Stated task A
Using the forum thread on a baby's nap transition below, decide whether each statement agrees with it, answering yes or no and quoting the words that settle it. (i) The baby was awake from 10pm until after midnight on New Year's Eve. (ii) The parent stood by the cot for about an hour and a half. (iii) The reply advises no more than 2 to 2.5 hours of daytime sleep.
Stated task B
Answer these from the forum thread on a baby's nap transition below.
(i) How long was the baby's morning nap today?
(ii) Who wrote the reply post?
(iii) What age range does the reply call the worst for a dummy?

Text to read
========================================================================

What happened last night may have thrown all that progress away...Of course, being New Year's Eve, there was a lot of noise everywhere and the neighbours were so loud and there were fireworks going off everywhere, so the baby was awake from 10pm to gone midnight...I tried everything to settle her but she was crying on and off and wouldn't let me stay in bed...I ended up standing by her cot so I was to hand to just put  my hand on her and shush her.  But I stood there for about three quarters of an hour...I was slightly weepy I have to say...I gave Calpol etc in case it was pain and in the end she just went quiet but it was hours...What do you think?

Anyway, today she had 1.5 hrs in the morning and about 1hr 20mins this afternoon (we had to wake her as it was nearly dinner time).  I wasn't surprised that she took an afternoon nap after a fews days of not taking it because she had such an awful night.  However, tonight, she wouldn't let me go out of the room when I put her down.  I don't know if it is because she had that extra afternoon nap and she's now not used to it as she's just been getting used to 1 nap?  Or whether - as my mum said - she misses me (I've been going out to the shops and the new house to sort out curtains with hubby over the last couple of days or so).  What do you think?  I went in tonight to just lay her down each time she cried and it happened about 5/6 times.  In the end, I could see on the monitor that she was just sitting up in the dark in silence.  About 5 minutes later she just lay down.  But she hasn't gone to sleep in the usual position therefore, so she'll probably wake up crying about it all...

Any advice? 

I hope you had a good New Year's Day.  I'll let you know how tonight goes.
Title: Re: 2-1 transition - advice please on a 12 mo
Post by: Martini~ on January 01, 2015, 20:46:34 pm
Hi!

Difficult to say why she woke and couldn't go back to sleep but my guess is that she is balancing her good sleep with OT and is anything disturb her sleep it may end like that. You acted well and for next time I would be consistent. Just take a method you believe in and keep to it. And this age it maybe only sitting next to her and calm voice reassurance, maybe hand on her. If she stands up, you may put her down and that's all.

Regarding today, I bet she was UT for BT honey. I know that after that kind of night she might be tired but it may reinforce her night waking and you will be in a vicious cycle. It doesn't mean that she cannot have two naps, but I would go for a much shorter one in the afternoon - something which will help her go till BT, nothing more. Count day sleep, for 13h day at her age and in comparison to what she was doing, I wouldn't let more than 2-2,5h of daytime sleep (you have to decide). At days like that you may else go for EBT - maybe it will work for you.

Regarding feeding, can you please post you feeding schedule?
At that age I would go for breakfast, morning tea and lunch before nap to make sure she is not not hungry for her nap, and afternoon snack and dinner followed by BT milk.

Promised to write about dummy. So I am not a specialist as we weaned dummy at 3mo:) but will share a good practice. Please be aware that usually people don't wean dummies at that age if I am correct. The worst age for dummy is from 3 till 7/8mo when they can be addicted but are not yet able to replug.

========================================================================

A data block

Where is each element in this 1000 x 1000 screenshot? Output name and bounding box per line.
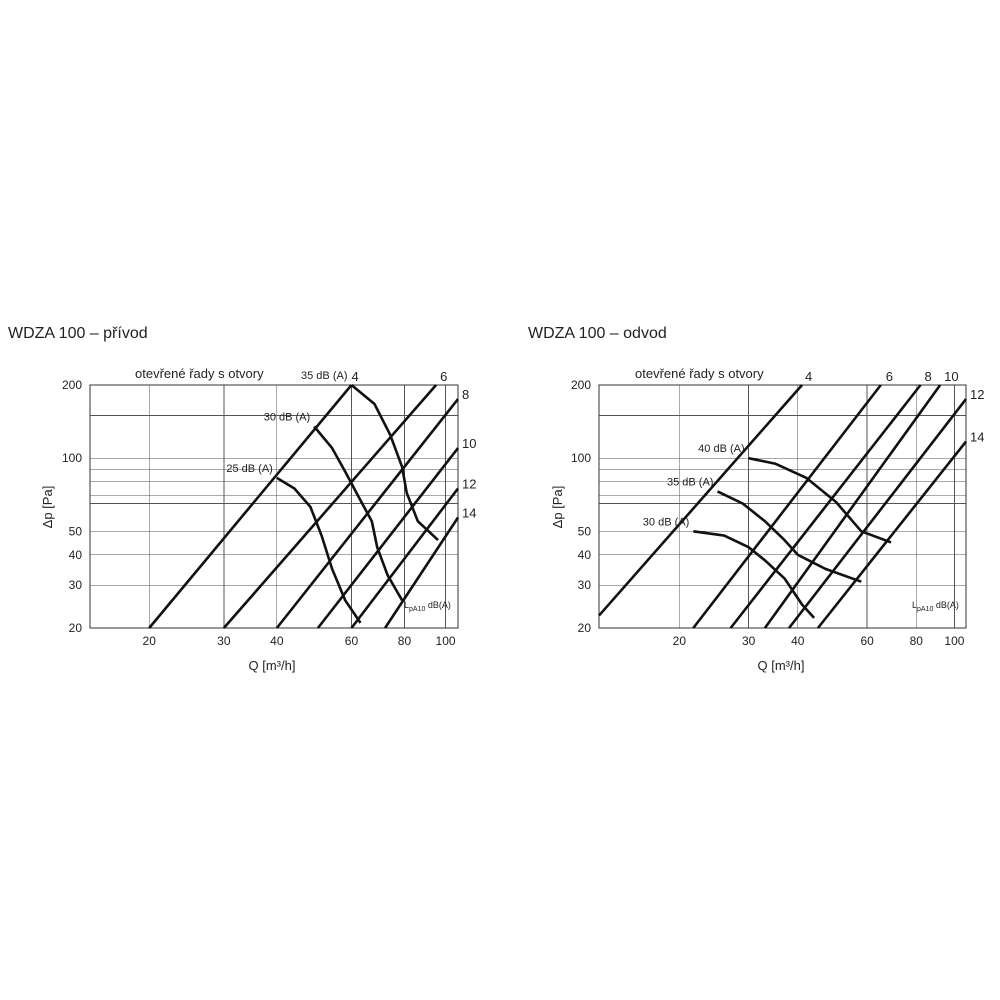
- y-tick-label: 100: [571, 451, 591, 465]
- noise-curve: [350, 383, 439, 542]
- noise-curve: [313, 425, 404, 601]
- y-tick-label: 50: [578, 524, 592, 538]
- chart-right: 20 30 40 60 80 100 20 30 40 50 100 200 Q [m³/h] Δp [P…: [550, 366, 984, 673]
- y-axis-title: Δp [Pa]: [40, 486, 55, 529]
- noise-curve: [748, 456, 892, 544]
- series-label-6: 6: [440, 369, 447, 384]
- y-tick-label: 100: [62, 451, 82, 465]
- series-line-10: [316, 447, 460, 629]
- series-label-14: 14: [462, 505, 476, 520]
- x-tick-label: 40: [791, 634, 805, 648]
- noise-curve-label: 35 dB (A): [667, 476, 713, 488]
- x-axis-title: Q [m³/h]: [758, 658, 805, 673]
- series-label-10: 10: [462, 436, 476, 451]
- noise-curve-label: 25 dB (A): [226, 463, 272, 475]
- x-tick-label: 100: [436, 634, 456, 648]
- y-tick-label: 200: [571, 378, 591, 392]
- noise-curve-label: 30 dB (A): [643, 516, 689, 528]
- series-line-8: [729, 384, 922, 629]
- series-line-12: [350, 487, 460, 629]
- series-line-4: [598, 384, 804, 617]
- series-label-4: 4: [805, 369, 812, 384]
- noise-curve: [693, 530, 816, 619]
- unit-label: LpA10 dB(A): [404, 600, 451, 613]
- series-line-6: [222, 384, 438, 629]
- x-tick-label: 20: [673, 634, 687, 648]
- x-tick-label: 80: [398, 634, 412, 648]
- series-label-14: 14: [970, 430, 984, 445]
- series-label-10: 10: [944, 369, 958, 384]
- series-label-6: 6: [886, 369, 893, 384]
- chart-title-right: WDZA 100 – odvod: [528, 325, 667, 342]
- noise-curve-label: 30 dB (A): [264, 411, 310, 423]
- x-tick-label: 80: [910, 634, 924, 648]
- x-tick-label: 20: [143, 634, 157, 648]
- y-tick-label: 20: [578, 621, 592, 635]
- y-tick-label: 40: [69, 548, 83, 562]
- y-tick-label: 20: [69, 621, 83, 635]
- series-line-12: [788, 398, 968, 629]
- chart-caption: otevřené řady s otvory: [635, 366, 764, 381]
- x-tick-label: 40: [270, 634, 284, 648]
- series-label-12: 12: [970, 387, 984, 402]
- x-axis-title: Q [m³/h]: [249, 658, 296, 673]
- series-line-14: [816, 440, 968, 629]
- unit-label: LpA10 dB(A): [912, 600, 959, 613]
- x-tick-label: 60: [860, 634, 874, 648]
- plot-frame: [598, 384, 967, 629]
- y-tick-label: 50: [69, 524, 83, 538]
- series-label-4: 4: [351, 369, 358, 384]
- series-line-10: [763, 384, 942, 629]
- y-axis-title: Δp [Pa]: [550, 486, 565, 529]
- noise-curve-label: 35 dB (A): [301, 370, 347, 382]
- y-tick-label: 200: [62, 378, 82, 392]
- y-tick-label: 40: [578, 548, 592, 562]
- x-tick-label: 100: [944, 634, 964, 648]
- noise-curve: [276, 476, 362, 624]
- series-label-8: 8: [462, 387, 469, 402]
- x-tick-label: 30: [742, 634, 756, 648]
- x-tick-label: 60: [345, 634, 359, 648]
- y-tick-label: 30: [578, 578, 592, 592]
- series-label-12: 12: [462, 477, 476, 492]
- noise-curve-label: 40 dB (A): [698, 443, 744, 455]
- series-line-6: [692, 384, 882, 629]
- chart-caption: otevřené řady s otvory: [135, 366, 264, 381]
- series-line-4: [148, 384, 353, 629]
- series-line-14: [383, 516, 460, 629]
- y-tick-label: 30: [69, 578, 83, 592]
- noise-curve: [716, 490, 862, 583]
- chart-left: 20 30 40 60 80 100 20 30 40 50 100 200 Q [m³/h] Δp [P…: [40, 366, 476, 673]
- plot-frame: [89, 384, 459, 629]
- series-label-8: 8: [925, 369, 932, 384]
- chart-title-left: WDZA 100 – přívod: [8, 325, 148, 342]
- x-tick-label: 30: [217, 634, 231, 648]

========================================================================

Complete response A
(i) Yes: "the baby was awake from 10pm to gone midnight"
(ii) No: "I stood there for about three quarters of an hour"
(iii) Yes: "I wouldn't let more than 2-2,5h of daytime sleep"

Complete response B
(i) 1.5 hours
(ii) Martini~
(iii) From 3 months until 7 or 8 months